Stated goal:
Locate the lines that hold the string "What". Copy every such line.
** start Provided records **
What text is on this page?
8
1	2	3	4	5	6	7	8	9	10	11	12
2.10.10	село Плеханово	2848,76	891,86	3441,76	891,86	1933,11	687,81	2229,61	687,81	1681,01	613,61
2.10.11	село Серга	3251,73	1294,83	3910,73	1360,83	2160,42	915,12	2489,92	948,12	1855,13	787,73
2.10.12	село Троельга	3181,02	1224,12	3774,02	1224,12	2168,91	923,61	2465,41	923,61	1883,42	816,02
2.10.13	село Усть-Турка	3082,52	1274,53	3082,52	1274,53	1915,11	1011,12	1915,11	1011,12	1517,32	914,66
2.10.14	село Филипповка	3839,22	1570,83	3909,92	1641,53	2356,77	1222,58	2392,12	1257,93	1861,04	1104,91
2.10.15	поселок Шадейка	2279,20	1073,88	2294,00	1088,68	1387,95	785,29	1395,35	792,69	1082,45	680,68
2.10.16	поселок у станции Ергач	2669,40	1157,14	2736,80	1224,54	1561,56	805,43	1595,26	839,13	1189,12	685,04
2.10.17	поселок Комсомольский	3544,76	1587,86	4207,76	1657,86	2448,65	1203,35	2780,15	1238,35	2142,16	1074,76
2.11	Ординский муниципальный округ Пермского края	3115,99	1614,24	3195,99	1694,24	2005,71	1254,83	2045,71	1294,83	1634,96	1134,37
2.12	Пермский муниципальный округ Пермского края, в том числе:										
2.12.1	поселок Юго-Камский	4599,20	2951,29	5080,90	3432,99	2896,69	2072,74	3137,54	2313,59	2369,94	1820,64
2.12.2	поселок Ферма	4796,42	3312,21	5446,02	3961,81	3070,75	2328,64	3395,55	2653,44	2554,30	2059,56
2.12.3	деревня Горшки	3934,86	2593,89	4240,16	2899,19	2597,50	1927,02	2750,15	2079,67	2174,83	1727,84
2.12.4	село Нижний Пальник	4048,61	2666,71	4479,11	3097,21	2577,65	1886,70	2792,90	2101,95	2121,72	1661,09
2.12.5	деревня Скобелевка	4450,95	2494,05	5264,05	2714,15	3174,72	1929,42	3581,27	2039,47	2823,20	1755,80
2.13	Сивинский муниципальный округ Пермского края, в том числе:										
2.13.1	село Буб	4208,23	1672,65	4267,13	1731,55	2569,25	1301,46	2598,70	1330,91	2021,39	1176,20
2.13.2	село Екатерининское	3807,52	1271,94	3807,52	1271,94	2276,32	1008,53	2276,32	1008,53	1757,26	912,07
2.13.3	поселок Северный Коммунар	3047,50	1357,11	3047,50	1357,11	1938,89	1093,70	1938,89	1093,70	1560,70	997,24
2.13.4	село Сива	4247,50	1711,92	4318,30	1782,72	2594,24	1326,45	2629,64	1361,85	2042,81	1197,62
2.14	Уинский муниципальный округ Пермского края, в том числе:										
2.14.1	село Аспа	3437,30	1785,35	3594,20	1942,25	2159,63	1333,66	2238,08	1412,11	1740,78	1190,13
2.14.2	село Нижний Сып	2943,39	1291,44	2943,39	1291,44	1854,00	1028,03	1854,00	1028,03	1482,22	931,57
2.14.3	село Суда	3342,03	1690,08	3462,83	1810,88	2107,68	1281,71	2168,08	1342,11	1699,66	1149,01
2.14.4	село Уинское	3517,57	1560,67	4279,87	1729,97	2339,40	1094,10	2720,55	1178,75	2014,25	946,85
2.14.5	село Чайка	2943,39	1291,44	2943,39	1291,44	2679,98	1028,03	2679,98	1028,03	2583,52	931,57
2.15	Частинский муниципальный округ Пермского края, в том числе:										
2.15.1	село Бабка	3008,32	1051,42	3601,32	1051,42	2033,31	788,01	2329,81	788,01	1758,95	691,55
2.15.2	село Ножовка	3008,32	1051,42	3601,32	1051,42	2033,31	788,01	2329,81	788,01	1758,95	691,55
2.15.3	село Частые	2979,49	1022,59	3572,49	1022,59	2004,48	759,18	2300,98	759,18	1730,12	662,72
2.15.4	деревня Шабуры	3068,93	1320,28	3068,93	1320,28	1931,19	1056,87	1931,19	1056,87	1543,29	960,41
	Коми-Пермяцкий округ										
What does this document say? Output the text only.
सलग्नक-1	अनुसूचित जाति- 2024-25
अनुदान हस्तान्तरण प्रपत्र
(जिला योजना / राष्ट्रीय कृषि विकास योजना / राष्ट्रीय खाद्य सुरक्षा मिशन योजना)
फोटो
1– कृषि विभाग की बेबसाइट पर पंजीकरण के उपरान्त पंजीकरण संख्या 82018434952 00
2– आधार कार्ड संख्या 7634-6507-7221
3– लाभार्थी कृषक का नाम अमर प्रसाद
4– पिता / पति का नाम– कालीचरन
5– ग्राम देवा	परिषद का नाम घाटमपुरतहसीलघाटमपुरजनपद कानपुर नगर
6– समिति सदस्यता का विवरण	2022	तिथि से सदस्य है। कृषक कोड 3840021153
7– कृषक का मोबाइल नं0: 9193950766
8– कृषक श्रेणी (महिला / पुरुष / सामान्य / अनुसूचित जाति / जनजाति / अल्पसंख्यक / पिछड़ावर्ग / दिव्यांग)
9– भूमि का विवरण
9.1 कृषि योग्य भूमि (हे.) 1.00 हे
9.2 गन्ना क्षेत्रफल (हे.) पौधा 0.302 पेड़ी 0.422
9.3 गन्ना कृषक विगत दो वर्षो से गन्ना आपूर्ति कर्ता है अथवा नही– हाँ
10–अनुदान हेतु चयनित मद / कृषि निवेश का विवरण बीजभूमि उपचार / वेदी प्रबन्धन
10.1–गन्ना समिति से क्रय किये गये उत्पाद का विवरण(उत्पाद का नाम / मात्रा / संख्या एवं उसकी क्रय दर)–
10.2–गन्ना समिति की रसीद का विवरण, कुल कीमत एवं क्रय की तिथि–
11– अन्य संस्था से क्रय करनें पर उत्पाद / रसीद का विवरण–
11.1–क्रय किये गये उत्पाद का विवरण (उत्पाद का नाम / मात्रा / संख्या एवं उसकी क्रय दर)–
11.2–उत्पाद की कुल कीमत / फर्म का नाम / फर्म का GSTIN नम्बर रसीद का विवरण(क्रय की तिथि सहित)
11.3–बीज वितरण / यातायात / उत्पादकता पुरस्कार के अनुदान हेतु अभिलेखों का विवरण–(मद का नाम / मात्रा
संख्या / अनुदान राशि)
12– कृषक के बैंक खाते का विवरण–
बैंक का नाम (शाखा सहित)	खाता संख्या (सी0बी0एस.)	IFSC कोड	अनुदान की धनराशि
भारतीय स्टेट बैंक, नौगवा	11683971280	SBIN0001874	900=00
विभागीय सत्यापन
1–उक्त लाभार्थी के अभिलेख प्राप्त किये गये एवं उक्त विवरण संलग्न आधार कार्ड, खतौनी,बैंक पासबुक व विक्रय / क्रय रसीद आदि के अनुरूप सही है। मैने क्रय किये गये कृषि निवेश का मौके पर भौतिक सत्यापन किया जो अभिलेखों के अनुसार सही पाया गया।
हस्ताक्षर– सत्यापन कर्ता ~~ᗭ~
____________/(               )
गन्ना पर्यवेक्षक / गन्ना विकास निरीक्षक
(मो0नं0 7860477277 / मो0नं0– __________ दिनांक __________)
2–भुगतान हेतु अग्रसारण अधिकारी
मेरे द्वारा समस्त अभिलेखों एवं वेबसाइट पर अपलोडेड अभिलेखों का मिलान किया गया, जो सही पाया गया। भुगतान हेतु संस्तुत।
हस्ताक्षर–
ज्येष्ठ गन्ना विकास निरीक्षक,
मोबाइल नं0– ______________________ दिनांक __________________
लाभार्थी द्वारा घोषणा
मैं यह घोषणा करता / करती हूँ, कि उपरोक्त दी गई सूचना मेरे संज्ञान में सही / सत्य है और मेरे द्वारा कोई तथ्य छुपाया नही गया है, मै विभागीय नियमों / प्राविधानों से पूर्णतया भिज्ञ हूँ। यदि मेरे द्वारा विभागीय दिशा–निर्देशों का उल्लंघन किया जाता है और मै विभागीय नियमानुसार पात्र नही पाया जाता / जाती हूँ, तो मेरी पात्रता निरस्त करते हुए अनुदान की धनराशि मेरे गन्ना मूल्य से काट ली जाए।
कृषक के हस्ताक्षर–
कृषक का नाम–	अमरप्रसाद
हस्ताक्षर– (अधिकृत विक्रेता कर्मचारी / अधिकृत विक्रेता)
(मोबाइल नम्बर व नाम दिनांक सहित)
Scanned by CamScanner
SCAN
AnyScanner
** end Provided records **
Result:
What text is on this page?
What does this document say? Output the text only.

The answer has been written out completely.